** BEGIN Extracted text **
I thought I'd also talk about the cam seals a little. 2m posted a listing from the XS1-XS1B parts manual showing the 2 types. The early seal was 5mm thick, the replacement in mid '71 was 6mm thick. This "upgraded" seal was then used until the end of production. But now it seems Yamaha has reverted back to using the old 5mm thick seal again, and under that same old original part number.

V14Jvmc.jpg


2M also postulated that the "S" type was probably a single lip, and the "SD" type a double lip seal. That's somewhat correct. The "SD" type does have an extra lip but it's a dust or wiper lip, not another actual seal lip.
 
Excellent write up, 5twins!
Another candidate for the Tech section.

There's a couple other features of note. The outer retention ring, or barb, and the swirl pattern in the lip of the clutch pushrod seal. If I may, some links:

Alternate seal options by member inxs:

http://www.xs650.com/threads/oil-seals-you-can-change-w-o-split.1711/

Discussion about the seal retention ring, or barb:

http://www.xs650.com/threads/cases-split-can-i-replace-crank-seal-without-removing-head.51780/

gggGary's Great seal thread:

http://www.xs650.com/threads/the-gr...ut-bolt-sizes-used-on-the-xs650-thread.51957/
 
Yes, I noticed the swirl pattern on some of the seals. The crank seal has it as well. These "swirled" seals appear to have a direction arrow on them. I assume that indicates the direction of shaft rotation they are to be used on .....
** END Extracted text **
** BEGIN Material **
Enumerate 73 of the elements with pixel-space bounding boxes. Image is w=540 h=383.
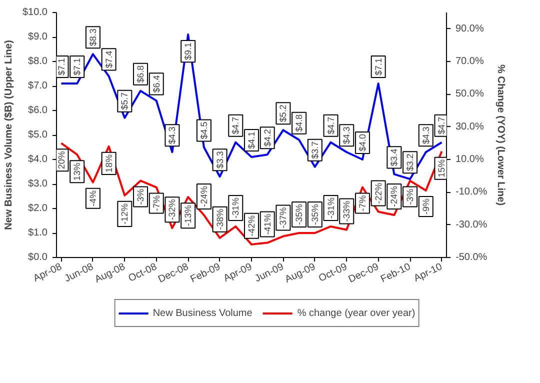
- data-label: 20%: [56, 151, 66, 170]
- y-tick-label: $5.0: [28, 130, 48, 140]
- y2-tick-label: -10.0%: [456, 186, 488, 198]
- data-label: $4.3: [342, 126, 352, 144]
- data-label: $3.3: [214, 151, 225, 169]
- data-label: -3%: [405, 188, 416, 205]
- y-axis-title: New Business Volume ($B) (Upper Line): [3, 40, 14, 230]
- y-tick-label: $1.0: [28, 228, 48, 238]
- data-label: $4.3: [420, 126, 431, 144]
- y-tick-label: $0.0: [28, 252, 48, 263]
- data-label: $4.7: [436, 116, 447, 134]
- data-label: $4.1: [246, 132, 256, 150]
- data-label: -37%: [278, 207, 288, 228]
- data-label: -35%: [294, 204, 304, 225]
- y2-tick-label: -30.0%: [456, 219, 488, 230]
- data-label: -13%: [183, 205, 194, 226]
- data-label: -24%: [198, 186, 209, 208]
- y-tick-label: $4.0: [28, 154, 48, 165]
- legend-label: New Business Volume: [152, 308, 252, 318]
- data-label: -32%: [167, 199, 178, 220]
- data-label: $4.2: [262, 129, 272, 147]
- legend-label: % change (year over year): [297, 308, 416, 318]
- data-label: -12%: [120, 203, 130, 224]
- data-label: -4%: [88, 190, 98, 206]
- data-label: $4.7: [326, 116, 336, 134]
- data-label: $4.3: [167, 126, 178, 144]
- y-tick-label: $8.0: [28, 56, 48, 67]
- data-label: -24%: [389, 186, 400, 208]
- y2-tick-label: -50.0%: [456, 252, 488, 263]
- data-label: -35%: [310, 204, 320, 225]
- y2-tick-label: 30.0%: [456, 121, 484, 132]
- y-tick-label: $2.0: [28, 203, 48, 214]
- data-label: $4.7: [230, 116, 241, 134]
- data-label: $8.3: [88, 28, 98, 46]
- data-label: $3.7: [310, 141, 320, 159]
- data-label: $3.4: [389, 148, 400, 166]
- data-label: -31%: [230, 197, 241, 218]
- data-label: $4.8: [294, 114, 304, 132]
- data-label: 18%: [104, 154, 114, 172]
- y2-tick-label: 50.0%: [456, 88, 484, 100]
- data-label: $3.2: [405, 154, 416, 172]
- data-label: -42%: [246, 215, 256, 236]
- data-label: -38%: [214, 208, 225, 230]
- data-label: $7.4: [104, 50, 114, 68]
- data-label: $7.1: [56, 58, 66, 76]
- data-label: $4.0: [357, 134, 368, 152]
- y-tick-label: $6.0: [28, 105, 48, 116]
- y2-tick-label: 70.0%: [456, 56, 484, 67]
- y2-tick-label: 90.0%: [456, 23, 484, 34]
- data-label: $6.8: [136, 65, 146, 83]
- data-label: -3%: [136, 188, 146, 205]
- data-label: $5.2: [278, 104, 288, 122]
- data-label: $7.1: [72, 58, 82, 76]
- data-label: -7%: [151, 195, 162, 212]
- data-label: $6.4: [151, 75, 162, 93]
- y-tick-label: $7.0: [28, 80, 48, 92]
- data-label: 13%: [72, 162, 82, 181]
- data-label: -22%: [373, 182, 384, 204]
- data-label: 15%: [436, 159, 447, 178]
- data-label: $9.1: [183, 42, 194, 60]
- y-tick-label: $9.0: [28, 32, 48, 42]
- data-label: $5.7: [120, 92, 130, 110]
- data-label: $4.5: [198, 122, 209, 140]
- y2-axis-title: % Change (YOY) (Lower Line): [495, 64, 506, 206]
- y-tick-label: $10.0: [22, 7, 48, 18]
- data-label: -7%: [357, 195, 368, 212]
- data-label: -33%: [342, 200, 352, 222]
- data-label: -41%: [262, 214, 272, 235]
- data-label: -9%: [420, 198, 431, 215]
- y2-tick-label: 10.0%: [456, 154, 484, 165]
- data-label: -31%: [326, 197, 336, 218]
- y-tick-label: $3.0: [28, 178, 48, 190]
- data-label: $7.1: [373, 58, 384, 76]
** END Material **
Please restate the forum thread on seals, starting at the words "V14Jvmc.jpg" and stopping after "write up, 5twins!", swapping "wiper" for "scraper".

V14Jvmc.jpg


2M also postulated that the "S" type was probably a single lip, and the "SD" type a double lip seal. That's somewhat correct. The "SD" type does have an extra lip but it's a dust or scraper lip, not another actual seal lip.
 
Excellent write up, 5twins!